**Written request**
Pictures do not belong in the copy; transcribe everything else in the records exactly.

[Data entries]
┄┄┄┄┄┄

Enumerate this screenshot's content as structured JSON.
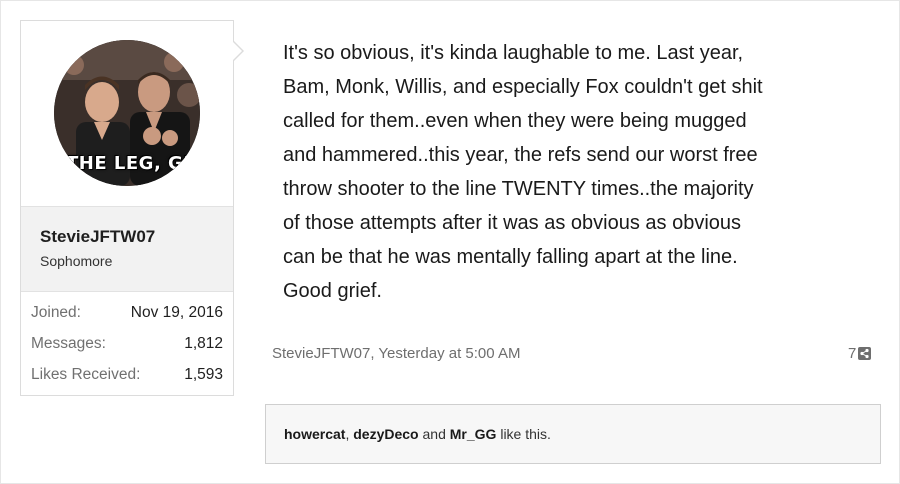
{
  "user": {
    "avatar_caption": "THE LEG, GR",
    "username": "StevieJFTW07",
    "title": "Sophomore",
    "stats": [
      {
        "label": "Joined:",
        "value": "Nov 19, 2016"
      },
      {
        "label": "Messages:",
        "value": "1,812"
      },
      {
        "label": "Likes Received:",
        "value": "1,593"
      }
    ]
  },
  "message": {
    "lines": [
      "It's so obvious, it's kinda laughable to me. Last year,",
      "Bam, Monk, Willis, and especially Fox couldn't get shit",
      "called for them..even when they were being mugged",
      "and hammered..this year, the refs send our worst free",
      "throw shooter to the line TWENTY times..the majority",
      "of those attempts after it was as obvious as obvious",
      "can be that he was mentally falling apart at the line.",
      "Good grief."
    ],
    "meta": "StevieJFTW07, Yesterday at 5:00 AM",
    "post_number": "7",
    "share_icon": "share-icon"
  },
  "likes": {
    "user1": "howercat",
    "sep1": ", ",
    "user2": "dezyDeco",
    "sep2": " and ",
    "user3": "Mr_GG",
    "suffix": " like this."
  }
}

┄┄┄┄┄┄

**Written response**
Enumerate this screenshot's content as structured JSON.
{
  "user": {
    "avatar_caption": "THE LEG, GR",
    "username": "StevieJFTW07",
    "title": "Sophomore",
    "stats": [
      {
        "label": "Joined:",
        "value": "Nov 19, 2016"
      },
      {
        "label": "Messages:",
        "value": "1,812"
      },
      {
        "label": "Likes Received:",
        "value": "1,593"
      }
    ]
  },
  "message": {
    "lines": [
      "It's so obvious, it's kinda laughable to me. Last year,",
      "Bam, Monk, Willis, and especially Fox couldn't get shit",
      "called for them..even when they were being mugged",
      "and hammered..this year, the refs send our worst free",
      "throw shooter to the line TWENTY times..the majority",
      "of those attempts after it was as obvious as obvious",
      "can be that he was mentally falling apart at the line.",
      "Good grief."
    ],
    "meta": "StevieJFTW07, Yesterday at 5:00 AM",
    "post_number": "7",
    "share_icon": "share-icon"
  },
  "likes": {
    "user1": "howercat",
    "sep1": ", ",
    "user2": "dezyDeco",
    "sep2": " and ",
    "user3": "Mr_GG",
    "suffix": " like this."
  }
}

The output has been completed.